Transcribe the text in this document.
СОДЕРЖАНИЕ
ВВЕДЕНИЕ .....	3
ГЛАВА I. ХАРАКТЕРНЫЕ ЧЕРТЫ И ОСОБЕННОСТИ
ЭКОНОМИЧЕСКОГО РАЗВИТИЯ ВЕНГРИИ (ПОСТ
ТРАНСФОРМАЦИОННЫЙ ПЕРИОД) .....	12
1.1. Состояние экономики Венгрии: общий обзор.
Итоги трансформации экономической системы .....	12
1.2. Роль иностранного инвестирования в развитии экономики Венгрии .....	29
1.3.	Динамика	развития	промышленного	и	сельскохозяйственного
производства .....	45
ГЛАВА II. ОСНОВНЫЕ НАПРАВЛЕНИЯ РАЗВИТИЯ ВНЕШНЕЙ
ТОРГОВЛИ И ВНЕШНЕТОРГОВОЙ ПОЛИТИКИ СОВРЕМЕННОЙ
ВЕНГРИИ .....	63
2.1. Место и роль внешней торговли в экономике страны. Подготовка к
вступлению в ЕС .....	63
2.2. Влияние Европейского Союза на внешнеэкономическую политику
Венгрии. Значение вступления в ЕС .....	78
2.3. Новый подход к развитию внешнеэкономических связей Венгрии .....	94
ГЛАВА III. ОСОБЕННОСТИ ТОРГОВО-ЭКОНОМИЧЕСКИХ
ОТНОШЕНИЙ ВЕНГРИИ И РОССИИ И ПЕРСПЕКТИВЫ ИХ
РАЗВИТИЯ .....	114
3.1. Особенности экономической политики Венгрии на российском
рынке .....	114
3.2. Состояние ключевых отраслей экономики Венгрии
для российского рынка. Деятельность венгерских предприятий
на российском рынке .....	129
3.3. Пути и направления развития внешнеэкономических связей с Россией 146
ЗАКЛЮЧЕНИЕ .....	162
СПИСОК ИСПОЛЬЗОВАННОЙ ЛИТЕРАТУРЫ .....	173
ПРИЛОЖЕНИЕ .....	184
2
-=-=-
Take the listing above and write it out again exactly.

Transcribe the text in this document.
СОДЕРЖАНИЕ
ВВЕДЕНИЕ .....	3
ГЛАВА I. ХАРАКТЕРНЫЕ ЧЕРТЫ И ОСОБЕННОСТИ
ЭКОНОМИЧЕСКОГО РАЗВИТИЯ ВЕНГРИИ (ПОСТ
ТРАНСФОРМАЦИОННЫЙ ПЕРИОД) .....	12
1.1. Состояние экономики Венгрии: общий обзор.
Итоги трансформации экономической системы .....	12
1.2. Роль иностранного инвестирования в развитии экономики Венгрии .....	29
1.3.	Динамика	развития	промышленного	и	сельскохозяйственного
производства .....	45
ГЛАВА II. ОСНОВНЫЕ НАПРАВЛЕНИЯ РАЗВИТИЯ ВНЕШНЕЙ
ТОРГОВЛИ И ВНЕШНЕТОРГОВОЙ ПОЛИТИКИ СОВРЕМЕННОЙ
ВЕНГРИИ .....	63
2.1. Место и роль внешней торговли в экономике страны. Подготовка к
вступлению в ЕС .....	63
2.2. Влияние Европейского Союза на внешнеэкономическую политику
Венгрии. Значение вступления в ЕС .....	78
2.3. Новый подход к развитию внешнеэкономических связей Венгрии .....	94
ГЛАВА III. ОСОБЕННОСТИ ТОРГОВО-ЭКОНОМИЧЕСКИХ
ОТНОШЕНИЙ ВЕНГРИИ И РОССИИ И ПЕРСПЕКТИВЫ ИХ
РАЗВИТИЯ .....	114
3.1. Особенности экономической политики Венгрии на российском
рынке .....	114
3.2. Состояние ключевых отраслей экономики Венгрии
для российского рынка. Деятельность венгерских предприятий
на российском рынке .....	129
3.3. Пути и направления развития внешнеэкономических связей с Россией 146
ЗАКЛЮЧЕНИЕ .....	162
СПИСОК ИСПОЛЬЗОВАННОЙ ЛИТЕРАТУРЫ .....	173
ПРИЛОЖЕНИЕ .....	184
2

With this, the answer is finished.